== Task item ==
What you return should match the data exactly, from the first line to the last.

#### Input for this task

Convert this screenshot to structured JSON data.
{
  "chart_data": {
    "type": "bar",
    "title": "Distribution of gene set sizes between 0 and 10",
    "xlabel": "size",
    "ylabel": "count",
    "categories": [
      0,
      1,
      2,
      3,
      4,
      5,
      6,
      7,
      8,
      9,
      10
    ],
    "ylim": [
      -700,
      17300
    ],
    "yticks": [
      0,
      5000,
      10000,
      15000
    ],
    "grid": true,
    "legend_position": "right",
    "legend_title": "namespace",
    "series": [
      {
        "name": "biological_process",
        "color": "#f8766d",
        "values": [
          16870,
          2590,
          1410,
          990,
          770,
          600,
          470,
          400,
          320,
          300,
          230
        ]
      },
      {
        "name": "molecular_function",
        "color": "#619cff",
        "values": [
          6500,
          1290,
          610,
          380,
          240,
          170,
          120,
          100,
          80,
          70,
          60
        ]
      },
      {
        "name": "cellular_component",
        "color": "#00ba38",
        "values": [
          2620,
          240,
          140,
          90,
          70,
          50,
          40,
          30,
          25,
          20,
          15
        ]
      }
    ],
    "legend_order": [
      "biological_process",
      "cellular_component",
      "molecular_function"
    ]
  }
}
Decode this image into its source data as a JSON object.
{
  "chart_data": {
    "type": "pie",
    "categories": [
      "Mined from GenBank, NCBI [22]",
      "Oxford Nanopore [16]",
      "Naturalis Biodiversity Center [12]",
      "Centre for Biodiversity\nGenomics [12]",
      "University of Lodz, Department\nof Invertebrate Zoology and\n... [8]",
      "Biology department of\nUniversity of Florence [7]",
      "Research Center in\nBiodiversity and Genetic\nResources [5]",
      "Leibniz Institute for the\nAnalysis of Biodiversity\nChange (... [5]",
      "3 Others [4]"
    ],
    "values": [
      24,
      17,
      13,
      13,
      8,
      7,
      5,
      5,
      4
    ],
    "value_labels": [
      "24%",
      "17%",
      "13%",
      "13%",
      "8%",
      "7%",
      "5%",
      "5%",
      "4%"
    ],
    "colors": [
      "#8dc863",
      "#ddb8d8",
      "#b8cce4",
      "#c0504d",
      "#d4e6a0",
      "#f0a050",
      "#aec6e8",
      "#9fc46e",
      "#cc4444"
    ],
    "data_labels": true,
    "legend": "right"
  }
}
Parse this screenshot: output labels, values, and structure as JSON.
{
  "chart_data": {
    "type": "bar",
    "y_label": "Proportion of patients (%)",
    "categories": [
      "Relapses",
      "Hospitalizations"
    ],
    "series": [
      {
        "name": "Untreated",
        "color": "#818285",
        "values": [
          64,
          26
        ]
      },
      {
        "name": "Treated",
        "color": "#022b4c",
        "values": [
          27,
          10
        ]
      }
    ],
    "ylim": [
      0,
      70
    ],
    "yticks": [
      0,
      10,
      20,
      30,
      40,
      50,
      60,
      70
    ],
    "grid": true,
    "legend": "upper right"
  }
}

########

== Solution for this task ==
Convert this screenshot to structured JSON data.
{
  "chart_data": {
    "type": "bar",
    "title": "Distribution of gene set sizes between 0 and 10",
    "xlabel": "size",
    "ylabel": "count",
    "categories": [
      0,
      1,
      2,
      3,
      4,
      5,
      6,
      7,
      8,
      9,
      10
    ],
    "ylim": [
      -700,
      17300
    ],
    "yticks": [
      0,
      5000,
      10000,
      15000
    ],
    "grid": true,
    "legend_position": "right",
    "legend_title": "namespace",
    "series": [
      {
        "name": "biological_process",
        "color": "#f8766d",
        "values": [
          16870,
          2590,
          1410,
          990,
          770,
          600,
          470,
          400,
          320,
          300,
          230
        ]
      },
      {
        "name": "molecular_function",
        "color": "#619cff",
        "values": [
          6500,
          1290,
          610,
          380,
          240,
          170,
          120,
          100,
          80,
          70,
          60
        ]
      },
      {
        "name": "cellular_component",
        "color": "#00ba38",
        "values": [
          2620,
          240,
          140,
          90,
          70,
          50,
          40,
          30,
          25,
          20,
          15
        ]
      }
    ],
    "legend_order": [
      "biological_process",
      "cellular_component",
      "molecular_function"
    ]
  }
}
Decode this image into its source data as a JSON object.
{
  "chart_data": {
    "type": "pie",
    "categories": [
      "Mined from GenBank, NCBI [22]",
      "Oxford Nanopore [16]",
      "Naturalis Biodiversity Center [12]",
      "Centre for Biodiversity\nGenomics [12]",
      "University of Lodz, Department\nof Invertebrate Zoology and\n... [8]",
      "Biology department of\nUniversity of Florence [7]",
      "Research Center in\nBiodiversity and Genetic\nResources [5]",
      "Leibniz Institute for the\nAnalysis of Biodiversity\nChange (... [5]",
      "3 Others [4]"
    ],
    "values": [
      24,
      17,
      13,
      13,
      8,
      7,
      5,
      5,
      4
    ],
    "value_labels": [
      "24%",
      "17%",
      "13%",
      "13%",
      "8%",
      "7%",
      "5%",
      "5%",
      "4%"
    ],
    "colors": [
      "#8dc863",
      "#ddb8d8",
      "#b8cce4",
      "#c0504d",
      "#d4e6a0",
      "#f0a050",
      "#aec6e8",
      "#9fc46e",
      "#cc4444"
    ],
    "data_labels": true,
    "legend": "right"
  }
}
Parse this screenshot: output labels, values, and structure as JSON.
{
  "chart_data": {
    "type": "bar",
    "y_label": "Proportion of patients (%)",
    "categories": [
      "Relapses",
      "Hospitalizations"
    ],
    "series": [
      {
        "name": "Untreated",
        "color": "#818285",
        "values": [
          64,
          26
        ]
      },
      {
        "name": "Treated",
        "color": "#022b4c",
        "values": [
          27,
          10
        ]
      }
    ],
    "ylim": [
      0,
      70
    ],
    "yticks": [
      0,
      10,
      20,
      30,
      40,
      50,
      60,
      70
    ],
    "grid": true,
    "legend": "upper right"
  }
}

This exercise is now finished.